**SHORT PROBLEM:**
In the material below, find each line holding the string "this" and copy it.

**SUPPLIED DATA:**
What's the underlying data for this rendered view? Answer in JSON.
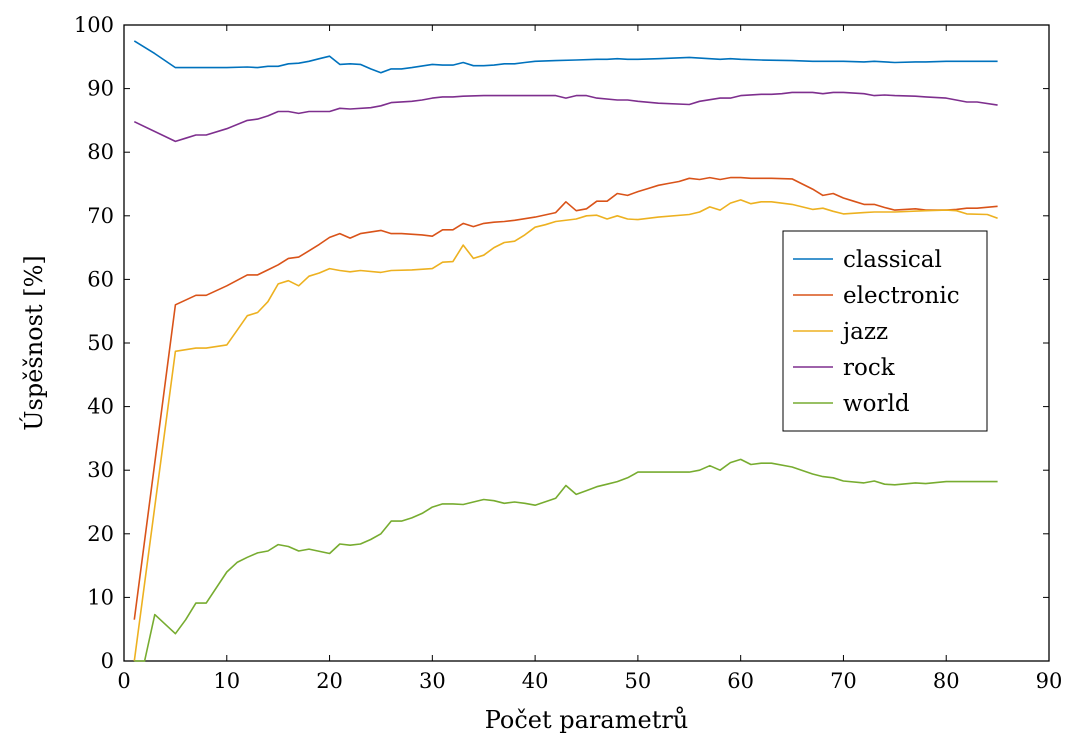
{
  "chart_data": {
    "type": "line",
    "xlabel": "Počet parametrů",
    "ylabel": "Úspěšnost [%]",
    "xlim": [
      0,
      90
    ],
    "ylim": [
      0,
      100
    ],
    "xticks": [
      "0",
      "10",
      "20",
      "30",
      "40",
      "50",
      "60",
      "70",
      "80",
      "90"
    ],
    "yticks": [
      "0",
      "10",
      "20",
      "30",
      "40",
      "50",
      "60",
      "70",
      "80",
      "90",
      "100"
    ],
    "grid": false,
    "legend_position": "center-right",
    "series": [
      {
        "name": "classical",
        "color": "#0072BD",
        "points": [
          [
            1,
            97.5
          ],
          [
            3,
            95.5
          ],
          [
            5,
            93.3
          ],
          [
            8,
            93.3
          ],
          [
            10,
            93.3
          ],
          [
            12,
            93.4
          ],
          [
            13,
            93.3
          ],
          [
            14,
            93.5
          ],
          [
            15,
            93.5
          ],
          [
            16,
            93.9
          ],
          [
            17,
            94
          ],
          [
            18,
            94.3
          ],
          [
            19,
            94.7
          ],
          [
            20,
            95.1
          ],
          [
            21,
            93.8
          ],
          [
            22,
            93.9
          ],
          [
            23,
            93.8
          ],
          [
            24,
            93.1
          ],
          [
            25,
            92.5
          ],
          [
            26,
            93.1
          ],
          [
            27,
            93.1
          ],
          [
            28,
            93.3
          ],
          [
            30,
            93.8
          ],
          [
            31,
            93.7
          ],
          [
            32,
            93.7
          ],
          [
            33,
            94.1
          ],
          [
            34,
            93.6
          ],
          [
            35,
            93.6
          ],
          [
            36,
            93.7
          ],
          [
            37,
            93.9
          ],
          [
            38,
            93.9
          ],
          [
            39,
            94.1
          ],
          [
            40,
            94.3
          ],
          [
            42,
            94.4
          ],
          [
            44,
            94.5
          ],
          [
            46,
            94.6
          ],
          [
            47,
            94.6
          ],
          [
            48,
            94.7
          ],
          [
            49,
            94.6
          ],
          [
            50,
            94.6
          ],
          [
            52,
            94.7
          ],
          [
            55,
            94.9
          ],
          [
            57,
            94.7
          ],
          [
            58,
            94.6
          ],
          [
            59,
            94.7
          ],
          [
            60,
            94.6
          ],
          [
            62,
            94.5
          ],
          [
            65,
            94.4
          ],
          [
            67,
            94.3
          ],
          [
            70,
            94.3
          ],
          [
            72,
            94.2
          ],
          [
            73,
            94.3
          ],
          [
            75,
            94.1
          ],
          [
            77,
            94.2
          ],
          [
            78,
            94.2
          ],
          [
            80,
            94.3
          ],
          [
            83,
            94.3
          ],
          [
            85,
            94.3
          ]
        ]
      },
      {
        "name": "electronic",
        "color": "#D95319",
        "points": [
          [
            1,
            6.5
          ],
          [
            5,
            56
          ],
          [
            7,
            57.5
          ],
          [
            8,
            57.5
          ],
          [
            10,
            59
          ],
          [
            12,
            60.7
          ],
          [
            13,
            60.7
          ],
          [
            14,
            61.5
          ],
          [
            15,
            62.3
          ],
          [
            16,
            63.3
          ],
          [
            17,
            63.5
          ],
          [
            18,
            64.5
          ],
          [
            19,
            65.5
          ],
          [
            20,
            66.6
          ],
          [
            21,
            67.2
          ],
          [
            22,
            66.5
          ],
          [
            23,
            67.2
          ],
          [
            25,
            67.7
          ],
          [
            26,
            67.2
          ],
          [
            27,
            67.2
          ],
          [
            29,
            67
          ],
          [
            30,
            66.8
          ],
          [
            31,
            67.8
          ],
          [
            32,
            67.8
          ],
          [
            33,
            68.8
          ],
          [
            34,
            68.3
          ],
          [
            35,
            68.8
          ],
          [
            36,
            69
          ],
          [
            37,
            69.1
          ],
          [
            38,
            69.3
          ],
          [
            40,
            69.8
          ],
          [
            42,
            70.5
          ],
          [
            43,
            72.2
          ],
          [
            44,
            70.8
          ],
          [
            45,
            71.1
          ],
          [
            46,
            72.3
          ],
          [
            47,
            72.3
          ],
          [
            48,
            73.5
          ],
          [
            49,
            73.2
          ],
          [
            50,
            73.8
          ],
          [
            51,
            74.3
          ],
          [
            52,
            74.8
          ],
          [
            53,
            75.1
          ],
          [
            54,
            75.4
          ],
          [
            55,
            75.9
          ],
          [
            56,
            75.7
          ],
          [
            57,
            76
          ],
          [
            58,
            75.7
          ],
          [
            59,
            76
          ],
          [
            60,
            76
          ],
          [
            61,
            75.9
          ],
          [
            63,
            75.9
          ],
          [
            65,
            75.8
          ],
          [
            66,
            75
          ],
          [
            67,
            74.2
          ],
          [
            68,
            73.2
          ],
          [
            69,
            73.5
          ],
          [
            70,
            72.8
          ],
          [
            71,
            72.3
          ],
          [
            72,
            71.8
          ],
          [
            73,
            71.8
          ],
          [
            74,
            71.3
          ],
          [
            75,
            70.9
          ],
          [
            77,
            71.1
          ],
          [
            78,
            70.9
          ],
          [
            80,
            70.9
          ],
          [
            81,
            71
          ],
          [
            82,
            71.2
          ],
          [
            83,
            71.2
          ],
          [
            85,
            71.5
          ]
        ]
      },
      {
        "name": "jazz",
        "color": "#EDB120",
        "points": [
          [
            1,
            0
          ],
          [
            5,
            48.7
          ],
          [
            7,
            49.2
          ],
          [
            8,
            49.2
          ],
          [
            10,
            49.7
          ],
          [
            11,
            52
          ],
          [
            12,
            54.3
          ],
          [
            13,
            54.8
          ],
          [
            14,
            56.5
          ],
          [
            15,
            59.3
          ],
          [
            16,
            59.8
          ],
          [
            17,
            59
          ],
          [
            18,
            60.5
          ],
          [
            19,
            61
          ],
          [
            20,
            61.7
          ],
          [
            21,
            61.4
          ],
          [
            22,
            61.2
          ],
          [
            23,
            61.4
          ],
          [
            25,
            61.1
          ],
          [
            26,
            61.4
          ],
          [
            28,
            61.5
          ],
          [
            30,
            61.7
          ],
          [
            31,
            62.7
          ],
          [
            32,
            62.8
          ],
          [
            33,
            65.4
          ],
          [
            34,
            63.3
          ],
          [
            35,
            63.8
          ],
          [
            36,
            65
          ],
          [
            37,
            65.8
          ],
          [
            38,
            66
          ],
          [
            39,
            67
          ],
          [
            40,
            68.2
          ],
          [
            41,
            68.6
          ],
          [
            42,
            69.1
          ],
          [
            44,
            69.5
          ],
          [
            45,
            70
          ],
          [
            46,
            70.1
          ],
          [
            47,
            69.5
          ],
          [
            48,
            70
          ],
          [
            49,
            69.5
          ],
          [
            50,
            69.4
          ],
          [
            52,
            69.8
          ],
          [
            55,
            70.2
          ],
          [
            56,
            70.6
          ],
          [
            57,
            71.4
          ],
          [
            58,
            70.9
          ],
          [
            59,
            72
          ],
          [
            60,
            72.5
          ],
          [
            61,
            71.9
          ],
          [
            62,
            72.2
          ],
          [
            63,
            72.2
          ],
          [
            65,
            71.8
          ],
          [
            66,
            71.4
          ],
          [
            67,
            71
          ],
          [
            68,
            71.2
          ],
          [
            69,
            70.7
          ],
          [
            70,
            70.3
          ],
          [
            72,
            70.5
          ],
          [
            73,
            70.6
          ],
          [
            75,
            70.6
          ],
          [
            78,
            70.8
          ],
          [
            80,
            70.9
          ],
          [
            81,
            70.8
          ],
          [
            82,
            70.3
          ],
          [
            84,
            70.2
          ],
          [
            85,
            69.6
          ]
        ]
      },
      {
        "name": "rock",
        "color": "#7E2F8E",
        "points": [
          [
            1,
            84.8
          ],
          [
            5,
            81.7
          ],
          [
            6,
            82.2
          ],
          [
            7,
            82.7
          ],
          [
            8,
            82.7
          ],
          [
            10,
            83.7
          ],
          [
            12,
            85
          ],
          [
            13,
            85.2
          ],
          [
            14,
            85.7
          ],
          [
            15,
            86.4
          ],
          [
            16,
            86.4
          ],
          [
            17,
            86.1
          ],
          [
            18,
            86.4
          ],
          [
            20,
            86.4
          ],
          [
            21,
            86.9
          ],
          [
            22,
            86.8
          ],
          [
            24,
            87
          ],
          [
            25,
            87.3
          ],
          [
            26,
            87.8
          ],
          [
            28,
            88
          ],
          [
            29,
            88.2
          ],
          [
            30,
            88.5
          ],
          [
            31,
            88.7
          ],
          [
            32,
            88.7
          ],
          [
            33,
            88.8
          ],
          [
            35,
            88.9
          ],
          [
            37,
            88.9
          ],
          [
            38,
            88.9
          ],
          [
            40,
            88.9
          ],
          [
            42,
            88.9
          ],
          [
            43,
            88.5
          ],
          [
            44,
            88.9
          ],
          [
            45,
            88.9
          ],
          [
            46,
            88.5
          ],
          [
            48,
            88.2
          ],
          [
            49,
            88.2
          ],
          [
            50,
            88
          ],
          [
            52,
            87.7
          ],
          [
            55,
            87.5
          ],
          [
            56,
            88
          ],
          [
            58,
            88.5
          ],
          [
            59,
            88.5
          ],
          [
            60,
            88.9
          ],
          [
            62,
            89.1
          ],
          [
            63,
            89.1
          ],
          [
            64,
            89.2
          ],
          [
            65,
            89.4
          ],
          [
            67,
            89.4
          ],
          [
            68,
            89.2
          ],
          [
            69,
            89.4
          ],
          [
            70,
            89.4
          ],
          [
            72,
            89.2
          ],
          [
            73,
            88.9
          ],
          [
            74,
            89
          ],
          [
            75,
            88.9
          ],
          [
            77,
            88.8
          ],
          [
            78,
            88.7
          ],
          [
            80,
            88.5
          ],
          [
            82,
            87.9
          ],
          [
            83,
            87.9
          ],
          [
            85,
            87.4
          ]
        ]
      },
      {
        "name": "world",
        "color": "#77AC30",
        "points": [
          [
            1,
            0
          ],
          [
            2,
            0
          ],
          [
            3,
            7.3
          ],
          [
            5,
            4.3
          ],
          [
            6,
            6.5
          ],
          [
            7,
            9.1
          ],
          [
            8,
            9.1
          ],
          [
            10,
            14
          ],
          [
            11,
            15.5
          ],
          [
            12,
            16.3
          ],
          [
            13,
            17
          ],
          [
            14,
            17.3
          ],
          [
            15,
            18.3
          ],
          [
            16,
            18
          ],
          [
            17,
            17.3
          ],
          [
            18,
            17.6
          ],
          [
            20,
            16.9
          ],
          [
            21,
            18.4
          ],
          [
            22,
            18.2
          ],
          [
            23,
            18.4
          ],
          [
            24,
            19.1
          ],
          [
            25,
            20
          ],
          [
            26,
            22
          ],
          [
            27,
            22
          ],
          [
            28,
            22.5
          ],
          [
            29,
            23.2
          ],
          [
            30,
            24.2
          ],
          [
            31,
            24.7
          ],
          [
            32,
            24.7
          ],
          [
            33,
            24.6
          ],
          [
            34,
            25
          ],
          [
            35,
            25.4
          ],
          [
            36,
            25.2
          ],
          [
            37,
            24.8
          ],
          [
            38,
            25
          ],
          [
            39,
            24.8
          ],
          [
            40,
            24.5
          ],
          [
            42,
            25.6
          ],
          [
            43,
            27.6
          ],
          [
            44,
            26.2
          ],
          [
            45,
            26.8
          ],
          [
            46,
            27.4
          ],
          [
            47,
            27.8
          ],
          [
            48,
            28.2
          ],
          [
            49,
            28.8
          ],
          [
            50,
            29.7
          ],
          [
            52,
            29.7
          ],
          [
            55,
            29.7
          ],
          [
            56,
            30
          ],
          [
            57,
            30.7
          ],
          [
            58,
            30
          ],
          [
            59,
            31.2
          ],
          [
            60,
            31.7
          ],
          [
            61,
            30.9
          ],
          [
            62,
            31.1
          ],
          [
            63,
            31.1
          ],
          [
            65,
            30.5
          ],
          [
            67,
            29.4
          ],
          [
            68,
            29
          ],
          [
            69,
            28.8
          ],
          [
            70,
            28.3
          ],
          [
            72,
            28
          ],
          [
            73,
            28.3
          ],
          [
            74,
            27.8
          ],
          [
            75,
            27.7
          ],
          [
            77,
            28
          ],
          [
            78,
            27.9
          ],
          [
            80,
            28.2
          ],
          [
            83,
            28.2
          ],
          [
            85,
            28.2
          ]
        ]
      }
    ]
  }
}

---

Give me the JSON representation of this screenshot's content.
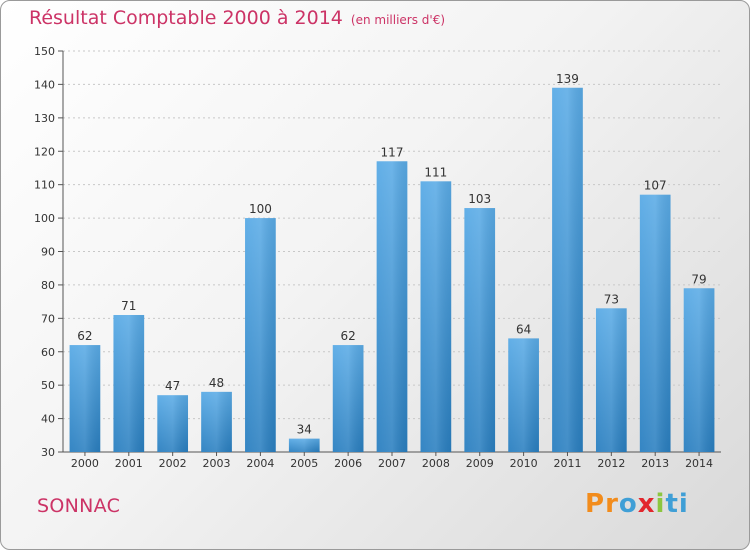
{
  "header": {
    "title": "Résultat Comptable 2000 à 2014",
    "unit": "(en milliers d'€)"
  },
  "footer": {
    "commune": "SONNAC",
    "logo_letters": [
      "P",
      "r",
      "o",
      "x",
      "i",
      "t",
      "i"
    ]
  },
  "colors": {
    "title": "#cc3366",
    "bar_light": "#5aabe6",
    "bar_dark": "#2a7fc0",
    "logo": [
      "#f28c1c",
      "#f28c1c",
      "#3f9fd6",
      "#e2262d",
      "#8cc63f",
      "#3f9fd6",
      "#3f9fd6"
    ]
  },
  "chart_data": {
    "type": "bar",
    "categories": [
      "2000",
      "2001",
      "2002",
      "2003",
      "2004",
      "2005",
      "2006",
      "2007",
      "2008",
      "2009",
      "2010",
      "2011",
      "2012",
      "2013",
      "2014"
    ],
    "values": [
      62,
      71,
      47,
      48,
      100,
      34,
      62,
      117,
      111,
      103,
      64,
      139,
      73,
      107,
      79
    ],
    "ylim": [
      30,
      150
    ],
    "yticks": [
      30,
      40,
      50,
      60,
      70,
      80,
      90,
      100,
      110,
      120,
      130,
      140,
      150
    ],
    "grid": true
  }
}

**CORRECT ANSWER:**
What's the underlying data for this rendered view? Answer in JSON.
Give me the JSON representation of this screenshot's content.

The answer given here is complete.